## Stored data
[START]

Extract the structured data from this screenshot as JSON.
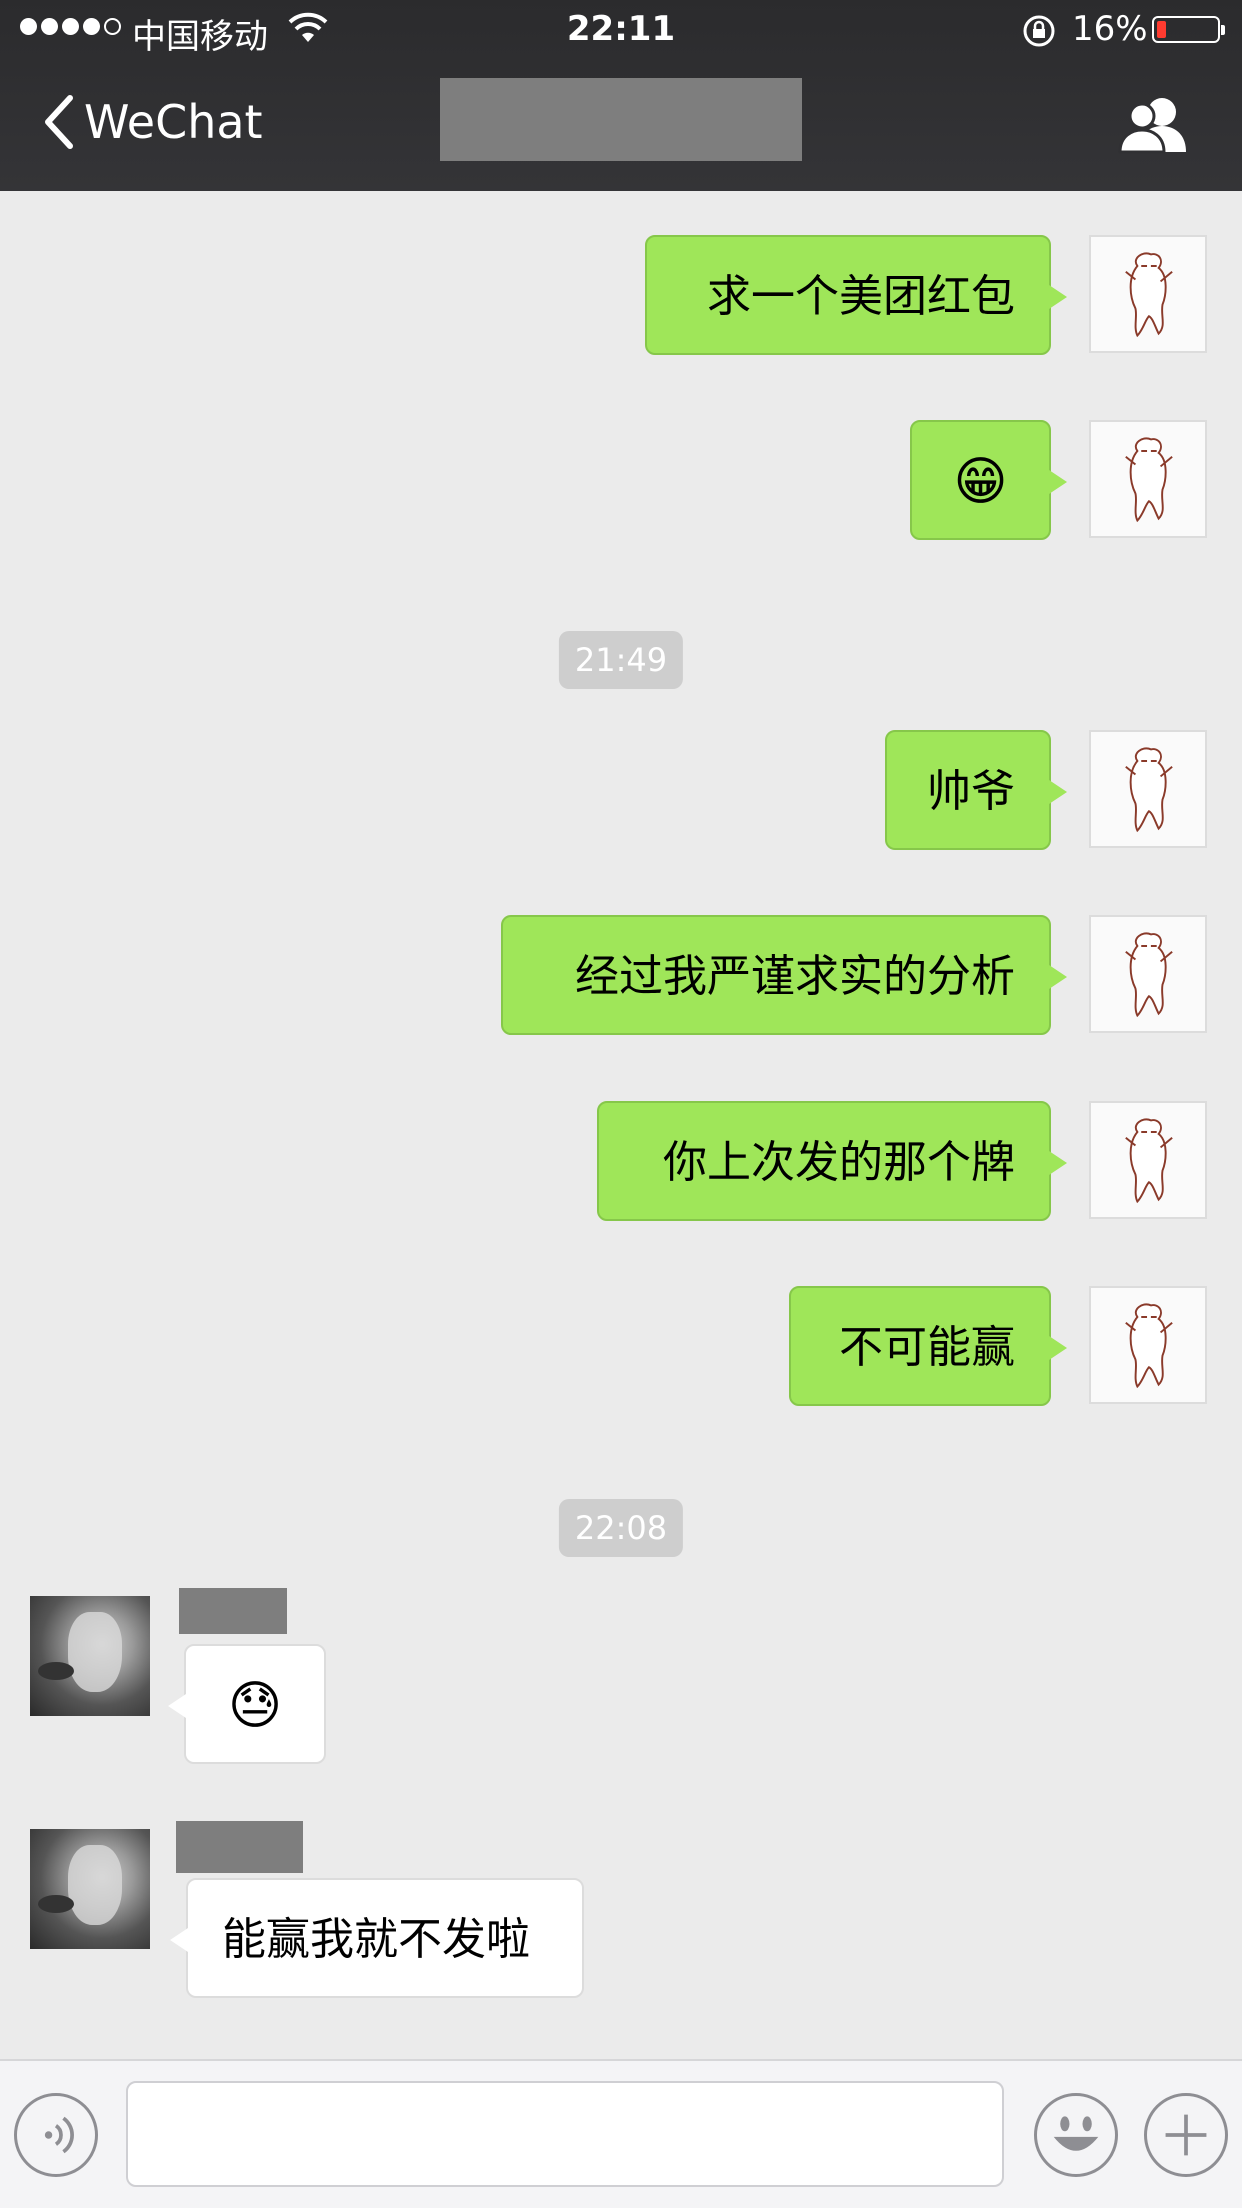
{
  "status_bar": {
    "carrier": "中国移动",
    "time": "22:11",
    "battery_text": "16%",
    "battery_level": 0.16,
    "signal_bars": 4
  },
  "nav": {
    "back_label": "WeChat",
    "title": "",
    "back_icon": "chevron-left-icon",
    "contacts_icon": "contacts-icon"
  },
  "messages": [
    {
      "type": "text",
      "from": "me",
      "text": "求一个美团红包"
    },
    {
      "type": "emoji",
      "from": "me",
      "text": "😁"
    },
    {
      "type": "timestamp",
      "text": "21:49"
    },
    {
      "type": "text",
      "from": "me",
      "text": "帅爷"
    },
    {
      "type": "text",
      "from": "me",
      "text": "经过我严谨求实的分析"
    },
    {
      "type": "text",
      "from": "me",
      "text": "你上次发的那个牌"
    },
    {
      "type": "text",
      "from": "me",
      "text": "不可能赢"
    },
    {
      "type": "timestamp",
      "text": "22:08"
    },
    {
      "type": "emoji",
      "from": "other",
      "text": "😓"
    },
    {
      "type": "text",
      "from": "other",
      "text": "能赢我就不发啦"
    }
  ],
  "input_bar": {
    "voice_icon": "voice-icon",
    "emoji_icon": "smiley-icon",
    "add_icon": "plus-icon",
    "placeholder": ""
  },
  "colors": {
    "nav_bg": "#2f2f31",
    "my_bubble": "#9fe659",
    "other_bubble": "#ffffff",
    "chat_bg": "#ebebeb",
    "redaction": "#7e7e7e"
  }
}
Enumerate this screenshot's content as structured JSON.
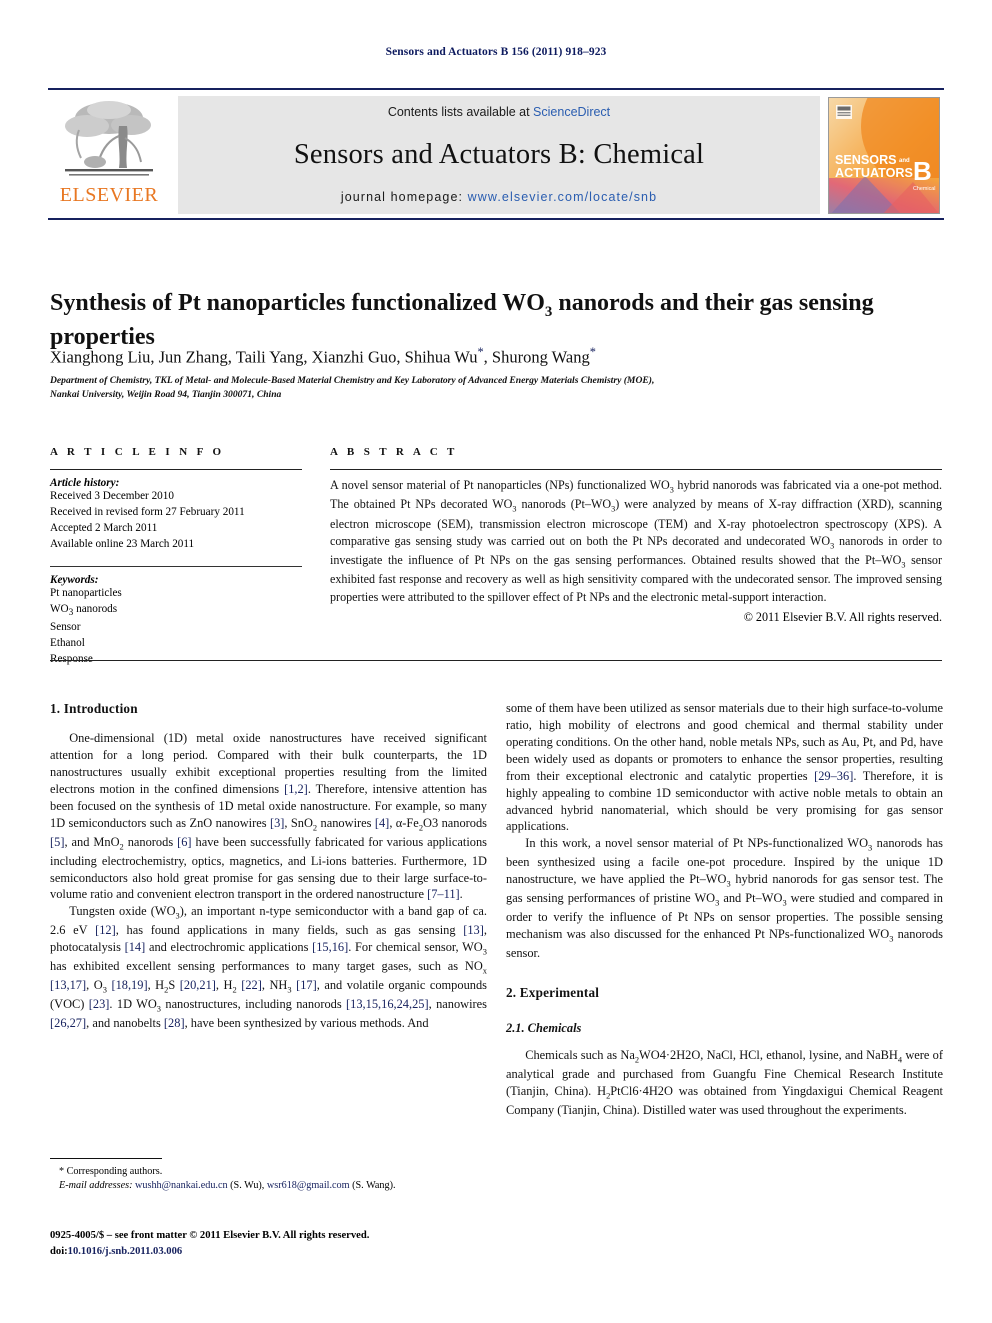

[END]

## WHAT YOU WILL DO
Write out the whole listing exactly, and drop the pictures.

## RESULT
Extract the structured data from this screenshot as JSON.
{
  "status_bar": {
    "carrier": "中国移动",
    "time": "22:11",
    "battery_text": "16%",
    "battery_level": 0.16,
    "signal_bars": 4
  },
  "nav": {
    "back_label": "WeChat",
    "title": "",
    "back_icon": "chevron-left-icon",
    "contacts_icon": "contacts-icon"
  },
  "messages": [
    {
      "type": "text",
      "from": "me",
      "text": "求一个美团红包"
    },
    {
      "type": "emoji",
      "from": "me",
      "text": "😁"
    },
    {
      "type": "timestamp",
      "text": "21:49"
    },
    {
      "type": "text",
      "from": "me",
      "text": "帅爷"
    },
    {
      "type": "text",
      "from": "me",
      "text": "经过我严谨求实的分析"
    },
    {
      "type": "text",
      "from": "me",
      "text": "你上次发的那个牌"
    },
    {
      "type": "text",
      "from": "me",
      "text": "不可能赢"
    },
    {
      "type": "timestamp",
      "text": "22:08"
    },
    {
      "type": "emoji",
      "from": "other",
      "text": "😓"
    },
    {
      "type": "text",
      "from": "other",
      "text": "能赢我就不发啦"
    }
  ],
  "input_bar": {
    "voice_icon": "voice-icon",
    "emoji_icon": "smiley-icon",
    "add_icon": "plus-icon",
    "placeholder": ""
  },
  "colors": {
    "nav_bg": "#2f2f31",
    "my_bubble": "#9fe659",
    "other_bubble": "#ffffff",
    "chat_bg": "#ebebeb",
    "redaction": "#7e7e7e"
  }
}
Enumerate this screenshot's content as structured JSON.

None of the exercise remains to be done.